◆ DATASET EXTRACT

* * * *

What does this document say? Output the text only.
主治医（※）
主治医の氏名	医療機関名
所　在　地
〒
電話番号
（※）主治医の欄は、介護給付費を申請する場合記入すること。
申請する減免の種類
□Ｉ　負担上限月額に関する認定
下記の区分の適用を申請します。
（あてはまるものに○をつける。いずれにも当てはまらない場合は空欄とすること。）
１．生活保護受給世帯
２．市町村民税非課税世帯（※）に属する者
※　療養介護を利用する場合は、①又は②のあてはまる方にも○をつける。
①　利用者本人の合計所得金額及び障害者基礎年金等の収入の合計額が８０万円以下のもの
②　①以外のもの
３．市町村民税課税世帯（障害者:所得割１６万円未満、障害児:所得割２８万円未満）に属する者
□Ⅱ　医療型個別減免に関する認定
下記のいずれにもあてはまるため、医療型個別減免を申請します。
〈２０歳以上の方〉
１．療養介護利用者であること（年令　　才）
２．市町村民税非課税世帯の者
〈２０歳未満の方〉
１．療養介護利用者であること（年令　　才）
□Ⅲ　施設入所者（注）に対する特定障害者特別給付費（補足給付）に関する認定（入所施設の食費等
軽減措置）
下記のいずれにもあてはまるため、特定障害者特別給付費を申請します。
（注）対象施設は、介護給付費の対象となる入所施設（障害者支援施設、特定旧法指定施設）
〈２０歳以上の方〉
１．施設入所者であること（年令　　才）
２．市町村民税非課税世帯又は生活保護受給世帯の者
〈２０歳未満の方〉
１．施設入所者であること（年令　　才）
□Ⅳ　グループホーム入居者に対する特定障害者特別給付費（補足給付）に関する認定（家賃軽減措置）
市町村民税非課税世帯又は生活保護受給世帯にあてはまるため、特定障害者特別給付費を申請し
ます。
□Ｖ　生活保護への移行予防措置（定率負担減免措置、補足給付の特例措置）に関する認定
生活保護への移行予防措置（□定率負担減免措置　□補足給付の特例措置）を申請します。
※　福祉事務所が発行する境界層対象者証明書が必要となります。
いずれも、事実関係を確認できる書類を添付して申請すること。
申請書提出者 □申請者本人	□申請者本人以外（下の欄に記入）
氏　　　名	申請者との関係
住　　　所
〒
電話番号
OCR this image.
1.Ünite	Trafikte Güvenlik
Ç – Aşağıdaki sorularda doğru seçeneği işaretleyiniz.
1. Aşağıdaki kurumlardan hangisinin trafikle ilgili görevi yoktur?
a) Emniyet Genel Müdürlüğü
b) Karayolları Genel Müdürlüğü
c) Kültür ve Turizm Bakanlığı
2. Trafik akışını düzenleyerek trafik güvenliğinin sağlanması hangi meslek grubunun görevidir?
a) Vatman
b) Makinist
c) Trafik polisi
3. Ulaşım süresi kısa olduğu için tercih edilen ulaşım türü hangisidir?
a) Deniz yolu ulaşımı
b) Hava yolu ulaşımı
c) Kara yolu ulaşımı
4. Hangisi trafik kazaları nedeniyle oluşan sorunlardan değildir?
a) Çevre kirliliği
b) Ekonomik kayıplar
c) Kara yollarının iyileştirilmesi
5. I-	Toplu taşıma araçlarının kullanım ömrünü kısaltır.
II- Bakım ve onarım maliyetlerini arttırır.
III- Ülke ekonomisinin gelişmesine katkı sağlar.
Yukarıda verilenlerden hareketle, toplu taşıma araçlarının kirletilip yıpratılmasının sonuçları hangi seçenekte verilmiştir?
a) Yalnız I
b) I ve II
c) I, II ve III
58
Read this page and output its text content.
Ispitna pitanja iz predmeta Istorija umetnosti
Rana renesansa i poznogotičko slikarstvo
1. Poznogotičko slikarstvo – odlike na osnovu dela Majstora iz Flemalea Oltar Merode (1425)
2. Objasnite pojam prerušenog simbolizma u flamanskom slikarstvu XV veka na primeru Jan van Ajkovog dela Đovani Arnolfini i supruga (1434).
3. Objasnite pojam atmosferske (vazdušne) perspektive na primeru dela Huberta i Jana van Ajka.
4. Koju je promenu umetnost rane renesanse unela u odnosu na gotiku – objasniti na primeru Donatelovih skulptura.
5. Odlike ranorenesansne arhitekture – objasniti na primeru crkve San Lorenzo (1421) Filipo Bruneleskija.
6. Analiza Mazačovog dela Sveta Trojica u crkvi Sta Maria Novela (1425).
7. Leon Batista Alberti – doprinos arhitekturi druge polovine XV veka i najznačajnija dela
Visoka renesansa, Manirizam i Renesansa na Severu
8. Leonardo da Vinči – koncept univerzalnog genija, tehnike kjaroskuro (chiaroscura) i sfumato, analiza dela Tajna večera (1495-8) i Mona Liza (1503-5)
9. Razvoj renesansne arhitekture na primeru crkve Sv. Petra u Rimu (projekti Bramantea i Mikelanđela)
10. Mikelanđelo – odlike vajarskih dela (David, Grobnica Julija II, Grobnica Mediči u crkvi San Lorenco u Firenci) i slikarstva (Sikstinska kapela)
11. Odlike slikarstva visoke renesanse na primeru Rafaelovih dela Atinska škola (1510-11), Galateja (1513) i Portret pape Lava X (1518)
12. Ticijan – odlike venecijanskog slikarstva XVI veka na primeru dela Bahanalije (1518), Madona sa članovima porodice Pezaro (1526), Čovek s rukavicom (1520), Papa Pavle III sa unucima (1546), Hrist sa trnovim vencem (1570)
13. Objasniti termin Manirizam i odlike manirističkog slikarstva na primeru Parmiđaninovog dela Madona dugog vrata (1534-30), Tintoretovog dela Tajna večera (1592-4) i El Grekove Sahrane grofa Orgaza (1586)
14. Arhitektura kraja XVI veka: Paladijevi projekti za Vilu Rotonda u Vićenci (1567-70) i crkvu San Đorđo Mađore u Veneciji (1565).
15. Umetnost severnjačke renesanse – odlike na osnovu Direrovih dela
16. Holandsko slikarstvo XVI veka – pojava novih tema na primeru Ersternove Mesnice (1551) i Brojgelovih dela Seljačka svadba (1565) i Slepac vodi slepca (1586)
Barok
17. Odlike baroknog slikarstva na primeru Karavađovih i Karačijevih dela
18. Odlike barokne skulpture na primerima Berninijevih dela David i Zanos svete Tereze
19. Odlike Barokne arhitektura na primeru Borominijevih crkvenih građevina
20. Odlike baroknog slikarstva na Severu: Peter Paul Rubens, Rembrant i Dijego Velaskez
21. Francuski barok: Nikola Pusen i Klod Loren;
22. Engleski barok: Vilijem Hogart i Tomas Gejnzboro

* * * *

◆ SHORT TASK
Every line containing the string "renesanse" must be listed.

◆ TASK OUTPUT
4. Koju je promenu umetnost rane renesanse unela u odnosu na gotiku – objasniti na primeru Donatelovih skulptura.
11. Odlike slikarstva visoke renesanse na primeru Rafaelovih dela Atinska škola (1510-11), Galateja (1513) i Portret pape Lava X (1518)
15. Umetnost severnjačke renesanse – odlike na osnovu Direrovih dela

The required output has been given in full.